-- START STORED ROWS --

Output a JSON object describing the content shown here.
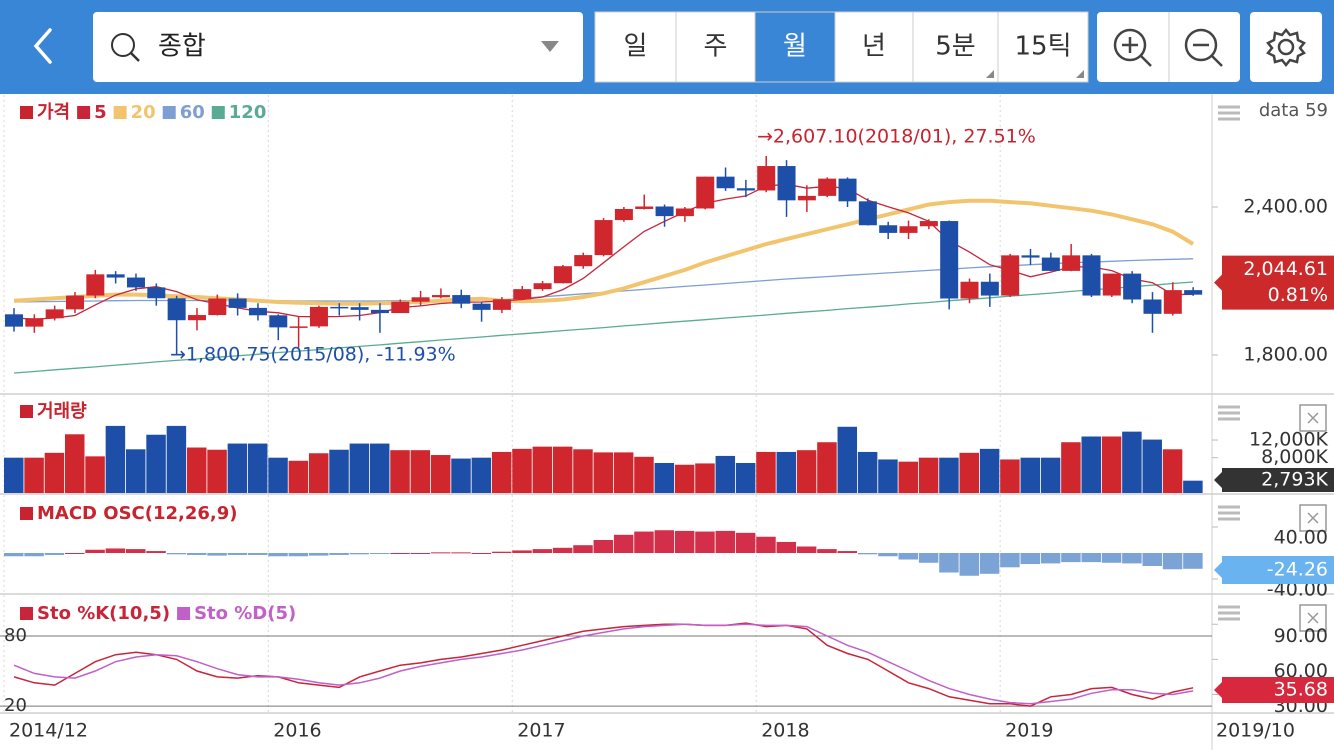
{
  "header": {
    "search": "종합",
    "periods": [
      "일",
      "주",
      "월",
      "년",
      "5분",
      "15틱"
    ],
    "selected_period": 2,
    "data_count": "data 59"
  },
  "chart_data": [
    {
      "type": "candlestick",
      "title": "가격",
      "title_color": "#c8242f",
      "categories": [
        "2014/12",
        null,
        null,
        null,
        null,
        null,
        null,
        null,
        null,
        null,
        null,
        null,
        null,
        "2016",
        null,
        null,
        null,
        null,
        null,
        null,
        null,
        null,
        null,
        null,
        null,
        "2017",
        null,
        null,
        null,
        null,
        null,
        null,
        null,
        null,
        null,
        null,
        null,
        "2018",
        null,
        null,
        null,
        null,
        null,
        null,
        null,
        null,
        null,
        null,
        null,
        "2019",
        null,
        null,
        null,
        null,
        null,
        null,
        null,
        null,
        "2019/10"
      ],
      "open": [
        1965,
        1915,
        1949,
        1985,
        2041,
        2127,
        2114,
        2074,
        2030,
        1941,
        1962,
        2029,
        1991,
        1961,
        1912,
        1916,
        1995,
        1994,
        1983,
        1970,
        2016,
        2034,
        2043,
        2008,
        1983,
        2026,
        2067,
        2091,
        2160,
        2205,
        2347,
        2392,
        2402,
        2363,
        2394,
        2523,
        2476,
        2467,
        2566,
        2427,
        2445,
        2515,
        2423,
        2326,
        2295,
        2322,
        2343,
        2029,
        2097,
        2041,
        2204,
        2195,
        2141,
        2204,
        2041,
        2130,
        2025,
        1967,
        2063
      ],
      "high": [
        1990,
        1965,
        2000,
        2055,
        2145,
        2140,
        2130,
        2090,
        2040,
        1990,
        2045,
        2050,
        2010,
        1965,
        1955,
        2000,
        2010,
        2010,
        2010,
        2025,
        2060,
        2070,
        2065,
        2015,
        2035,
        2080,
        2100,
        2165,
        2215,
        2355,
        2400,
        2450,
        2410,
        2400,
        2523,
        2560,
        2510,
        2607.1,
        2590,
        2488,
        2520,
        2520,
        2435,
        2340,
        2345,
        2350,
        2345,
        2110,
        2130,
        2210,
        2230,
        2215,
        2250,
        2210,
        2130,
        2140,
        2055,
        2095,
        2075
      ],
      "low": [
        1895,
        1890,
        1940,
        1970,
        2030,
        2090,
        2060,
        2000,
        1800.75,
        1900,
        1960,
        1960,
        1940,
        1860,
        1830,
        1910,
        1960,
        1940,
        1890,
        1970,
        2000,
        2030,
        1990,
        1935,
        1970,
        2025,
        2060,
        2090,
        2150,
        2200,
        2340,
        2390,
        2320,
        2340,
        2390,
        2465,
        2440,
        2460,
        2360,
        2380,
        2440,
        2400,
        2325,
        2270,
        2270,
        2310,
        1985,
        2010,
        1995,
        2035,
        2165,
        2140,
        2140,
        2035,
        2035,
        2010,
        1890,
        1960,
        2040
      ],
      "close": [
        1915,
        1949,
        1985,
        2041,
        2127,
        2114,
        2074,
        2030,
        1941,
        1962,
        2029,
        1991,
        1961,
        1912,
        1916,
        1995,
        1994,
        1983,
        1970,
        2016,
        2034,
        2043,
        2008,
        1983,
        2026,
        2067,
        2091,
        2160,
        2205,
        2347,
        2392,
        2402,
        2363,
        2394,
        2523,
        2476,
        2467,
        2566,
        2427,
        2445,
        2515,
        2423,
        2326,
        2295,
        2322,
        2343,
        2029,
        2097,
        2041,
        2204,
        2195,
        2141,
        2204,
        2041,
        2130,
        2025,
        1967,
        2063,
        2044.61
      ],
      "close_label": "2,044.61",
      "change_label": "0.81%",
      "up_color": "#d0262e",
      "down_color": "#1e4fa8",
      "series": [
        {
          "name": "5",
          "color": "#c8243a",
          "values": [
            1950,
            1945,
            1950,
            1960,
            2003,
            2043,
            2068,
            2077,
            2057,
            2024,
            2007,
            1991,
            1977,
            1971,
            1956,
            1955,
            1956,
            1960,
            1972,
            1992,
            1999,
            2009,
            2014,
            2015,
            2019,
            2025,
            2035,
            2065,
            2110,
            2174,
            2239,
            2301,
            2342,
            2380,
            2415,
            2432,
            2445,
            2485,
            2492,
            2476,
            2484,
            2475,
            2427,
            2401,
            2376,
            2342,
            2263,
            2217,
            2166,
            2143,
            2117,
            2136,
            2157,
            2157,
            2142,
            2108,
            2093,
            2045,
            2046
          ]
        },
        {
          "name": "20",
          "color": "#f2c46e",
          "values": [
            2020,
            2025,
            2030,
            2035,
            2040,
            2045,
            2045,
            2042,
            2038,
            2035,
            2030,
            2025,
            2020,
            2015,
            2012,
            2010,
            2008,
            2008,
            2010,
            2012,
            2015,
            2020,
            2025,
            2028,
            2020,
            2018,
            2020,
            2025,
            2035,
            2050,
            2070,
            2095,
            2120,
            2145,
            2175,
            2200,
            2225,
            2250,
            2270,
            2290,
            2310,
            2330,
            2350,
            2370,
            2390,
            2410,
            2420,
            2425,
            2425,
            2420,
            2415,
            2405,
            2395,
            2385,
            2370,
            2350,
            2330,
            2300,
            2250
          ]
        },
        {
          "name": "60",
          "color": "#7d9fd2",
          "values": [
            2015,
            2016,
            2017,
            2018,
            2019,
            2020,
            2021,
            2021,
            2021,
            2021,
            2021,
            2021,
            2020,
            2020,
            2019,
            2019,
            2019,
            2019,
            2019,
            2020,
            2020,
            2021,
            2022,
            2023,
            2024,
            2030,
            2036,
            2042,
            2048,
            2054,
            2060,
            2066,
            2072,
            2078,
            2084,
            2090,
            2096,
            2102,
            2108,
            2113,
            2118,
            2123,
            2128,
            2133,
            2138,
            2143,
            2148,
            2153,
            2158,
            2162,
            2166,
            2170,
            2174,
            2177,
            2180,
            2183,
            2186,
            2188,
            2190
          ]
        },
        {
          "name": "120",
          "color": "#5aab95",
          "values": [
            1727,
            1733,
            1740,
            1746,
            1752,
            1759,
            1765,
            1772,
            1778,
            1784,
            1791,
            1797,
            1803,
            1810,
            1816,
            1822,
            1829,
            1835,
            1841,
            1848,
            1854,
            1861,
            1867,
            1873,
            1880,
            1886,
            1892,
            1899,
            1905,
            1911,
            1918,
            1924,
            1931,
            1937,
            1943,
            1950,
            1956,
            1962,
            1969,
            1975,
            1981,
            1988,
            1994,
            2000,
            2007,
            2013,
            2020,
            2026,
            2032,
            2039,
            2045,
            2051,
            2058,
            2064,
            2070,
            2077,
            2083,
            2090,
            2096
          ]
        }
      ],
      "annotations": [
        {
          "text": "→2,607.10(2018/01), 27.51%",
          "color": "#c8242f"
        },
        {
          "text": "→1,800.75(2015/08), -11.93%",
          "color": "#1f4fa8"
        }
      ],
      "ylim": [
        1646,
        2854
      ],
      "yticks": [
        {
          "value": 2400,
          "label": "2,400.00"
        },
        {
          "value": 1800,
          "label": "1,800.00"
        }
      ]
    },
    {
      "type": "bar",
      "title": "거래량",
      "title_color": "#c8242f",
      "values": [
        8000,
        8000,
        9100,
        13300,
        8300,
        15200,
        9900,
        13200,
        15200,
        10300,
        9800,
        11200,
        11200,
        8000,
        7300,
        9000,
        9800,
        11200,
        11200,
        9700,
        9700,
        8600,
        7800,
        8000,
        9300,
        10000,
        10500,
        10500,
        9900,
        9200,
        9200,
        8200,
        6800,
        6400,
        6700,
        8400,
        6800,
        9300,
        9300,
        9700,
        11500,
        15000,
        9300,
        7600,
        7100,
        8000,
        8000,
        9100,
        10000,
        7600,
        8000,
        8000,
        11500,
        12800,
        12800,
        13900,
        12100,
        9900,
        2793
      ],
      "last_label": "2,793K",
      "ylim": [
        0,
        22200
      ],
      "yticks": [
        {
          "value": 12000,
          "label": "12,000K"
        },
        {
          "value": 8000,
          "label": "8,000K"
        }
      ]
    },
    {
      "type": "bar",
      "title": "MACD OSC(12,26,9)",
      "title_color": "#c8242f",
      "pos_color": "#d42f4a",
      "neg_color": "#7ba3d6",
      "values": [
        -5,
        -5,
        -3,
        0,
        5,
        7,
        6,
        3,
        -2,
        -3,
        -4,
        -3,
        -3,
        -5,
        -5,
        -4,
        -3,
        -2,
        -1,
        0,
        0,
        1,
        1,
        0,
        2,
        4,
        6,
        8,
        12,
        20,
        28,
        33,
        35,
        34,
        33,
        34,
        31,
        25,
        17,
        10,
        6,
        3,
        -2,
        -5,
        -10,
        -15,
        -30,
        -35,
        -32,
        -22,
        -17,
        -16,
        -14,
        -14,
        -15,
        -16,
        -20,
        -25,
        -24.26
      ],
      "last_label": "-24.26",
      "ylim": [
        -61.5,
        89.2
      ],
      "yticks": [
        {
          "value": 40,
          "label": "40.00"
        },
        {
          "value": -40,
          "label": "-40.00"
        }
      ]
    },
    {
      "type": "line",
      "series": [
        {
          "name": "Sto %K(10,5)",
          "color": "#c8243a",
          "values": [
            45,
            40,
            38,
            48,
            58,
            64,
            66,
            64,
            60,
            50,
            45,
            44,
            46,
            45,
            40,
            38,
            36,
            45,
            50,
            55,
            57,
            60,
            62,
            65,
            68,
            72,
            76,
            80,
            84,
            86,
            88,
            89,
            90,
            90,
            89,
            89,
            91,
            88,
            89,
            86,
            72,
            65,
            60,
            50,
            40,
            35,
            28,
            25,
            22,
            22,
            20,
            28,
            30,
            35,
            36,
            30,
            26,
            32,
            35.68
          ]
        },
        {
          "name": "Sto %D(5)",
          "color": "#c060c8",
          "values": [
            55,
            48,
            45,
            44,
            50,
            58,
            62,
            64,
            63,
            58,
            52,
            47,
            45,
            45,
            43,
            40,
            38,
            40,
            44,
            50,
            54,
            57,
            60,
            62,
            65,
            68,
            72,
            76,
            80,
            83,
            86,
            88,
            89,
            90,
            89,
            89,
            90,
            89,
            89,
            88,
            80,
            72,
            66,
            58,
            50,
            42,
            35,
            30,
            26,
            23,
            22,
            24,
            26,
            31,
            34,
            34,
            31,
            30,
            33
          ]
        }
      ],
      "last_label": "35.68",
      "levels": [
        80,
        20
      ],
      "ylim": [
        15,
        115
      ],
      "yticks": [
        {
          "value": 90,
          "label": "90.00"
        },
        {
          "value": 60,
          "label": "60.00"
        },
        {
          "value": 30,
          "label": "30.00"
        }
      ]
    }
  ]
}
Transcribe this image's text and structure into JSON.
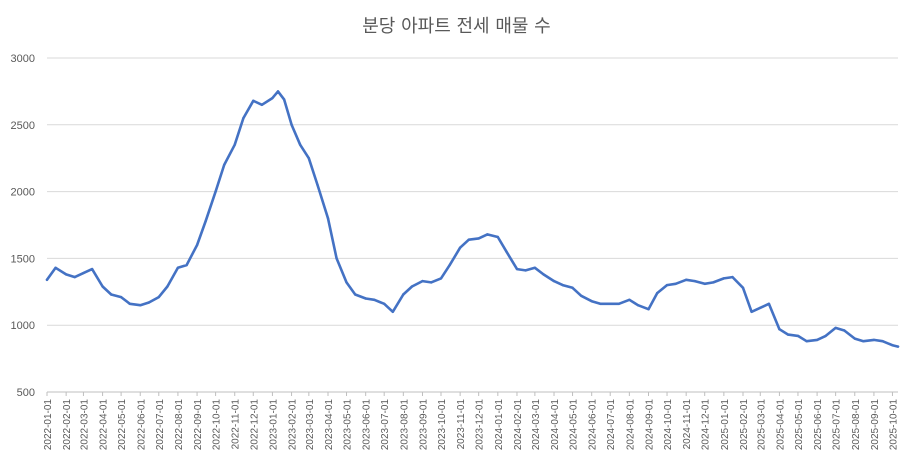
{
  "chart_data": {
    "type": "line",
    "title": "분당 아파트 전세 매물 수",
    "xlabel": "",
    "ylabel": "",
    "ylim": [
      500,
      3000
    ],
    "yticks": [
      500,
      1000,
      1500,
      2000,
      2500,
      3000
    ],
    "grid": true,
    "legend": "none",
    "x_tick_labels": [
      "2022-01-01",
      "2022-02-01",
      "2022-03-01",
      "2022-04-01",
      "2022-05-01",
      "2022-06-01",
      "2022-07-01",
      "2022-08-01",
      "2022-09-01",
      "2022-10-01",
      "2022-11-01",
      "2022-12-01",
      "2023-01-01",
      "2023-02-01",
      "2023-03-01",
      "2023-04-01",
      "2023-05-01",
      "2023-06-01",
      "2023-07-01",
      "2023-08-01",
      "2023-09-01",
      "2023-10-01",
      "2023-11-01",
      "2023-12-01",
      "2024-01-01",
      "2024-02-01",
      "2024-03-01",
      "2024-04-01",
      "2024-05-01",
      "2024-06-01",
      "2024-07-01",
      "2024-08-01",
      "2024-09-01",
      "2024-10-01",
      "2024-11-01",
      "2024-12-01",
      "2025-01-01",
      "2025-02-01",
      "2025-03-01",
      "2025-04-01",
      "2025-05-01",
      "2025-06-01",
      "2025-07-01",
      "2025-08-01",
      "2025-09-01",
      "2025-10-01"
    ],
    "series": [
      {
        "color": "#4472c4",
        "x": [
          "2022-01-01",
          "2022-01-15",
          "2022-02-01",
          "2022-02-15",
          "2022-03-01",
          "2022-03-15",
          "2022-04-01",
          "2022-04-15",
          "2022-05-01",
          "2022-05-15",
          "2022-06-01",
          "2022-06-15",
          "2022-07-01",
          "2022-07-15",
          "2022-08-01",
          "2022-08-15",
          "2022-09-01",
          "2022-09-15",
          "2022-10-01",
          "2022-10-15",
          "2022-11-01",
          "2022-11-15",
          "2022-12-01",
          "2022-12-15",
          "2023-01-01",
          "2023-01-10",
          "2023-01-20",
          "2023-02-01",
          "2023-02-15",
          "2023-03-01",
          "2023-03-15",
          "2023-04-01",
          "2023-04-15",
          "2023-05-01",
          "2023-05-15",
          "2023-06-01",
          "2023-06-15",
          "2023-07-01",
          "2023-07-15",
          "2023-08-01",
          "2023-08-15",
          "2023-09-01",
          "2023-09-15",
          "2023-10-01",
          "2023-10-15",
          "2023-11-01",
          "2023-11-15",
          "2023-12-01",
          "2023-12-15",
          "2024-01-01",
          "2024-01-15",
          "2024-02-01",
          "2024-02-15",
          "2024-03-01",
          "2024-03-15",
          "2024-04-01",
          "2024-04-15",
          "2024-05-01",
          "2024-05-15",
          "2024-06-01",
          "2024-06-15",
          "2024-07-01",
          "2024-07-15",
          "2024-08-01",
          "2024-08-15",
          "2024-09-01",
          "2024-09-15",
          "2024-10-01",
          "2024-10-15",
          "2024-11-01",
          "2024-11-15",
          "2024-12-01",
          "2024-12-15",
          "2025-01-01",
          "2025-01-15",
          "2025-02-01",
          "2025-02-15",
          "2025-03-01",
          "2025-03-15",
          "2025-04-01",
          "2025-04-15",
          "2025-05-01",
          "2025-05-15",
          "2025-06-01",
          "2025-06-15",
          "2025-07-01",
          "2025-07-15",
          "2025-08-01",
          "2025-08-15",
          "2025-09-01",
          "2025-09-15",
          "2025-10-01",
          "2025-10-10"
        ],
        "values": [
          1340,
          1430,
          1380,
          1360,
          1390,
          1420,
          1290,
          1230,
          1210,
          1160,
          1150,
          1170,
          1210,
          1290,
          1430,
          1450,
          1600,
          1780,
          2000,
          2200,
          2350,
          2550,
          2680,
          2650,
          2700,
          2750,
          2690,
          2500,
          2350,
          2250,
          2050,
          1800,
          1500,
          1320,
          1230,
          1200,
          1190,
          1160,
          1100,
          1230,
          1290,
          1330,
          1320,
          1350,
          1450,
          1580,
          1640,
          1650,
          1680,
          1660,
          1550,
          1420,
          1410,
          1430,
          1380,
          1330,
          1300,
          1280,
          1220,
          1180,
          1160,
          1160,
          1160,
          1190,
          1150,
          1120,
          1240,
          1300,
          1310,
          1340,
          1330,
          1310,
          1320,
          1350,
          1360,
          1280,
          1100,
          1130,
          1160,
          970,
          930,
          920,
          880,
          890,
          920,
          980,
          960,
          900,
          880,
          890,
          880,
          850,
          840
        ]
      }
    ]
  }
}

-- END STORED ROWS --

* WHAT NEEDS TO BE DONE
Copy and report every line where the word "JSON" is present.

* EXERCISE RESPONSE
Output a JSON object describing the content shown here.
Transcribe this image's text and structure into JSON.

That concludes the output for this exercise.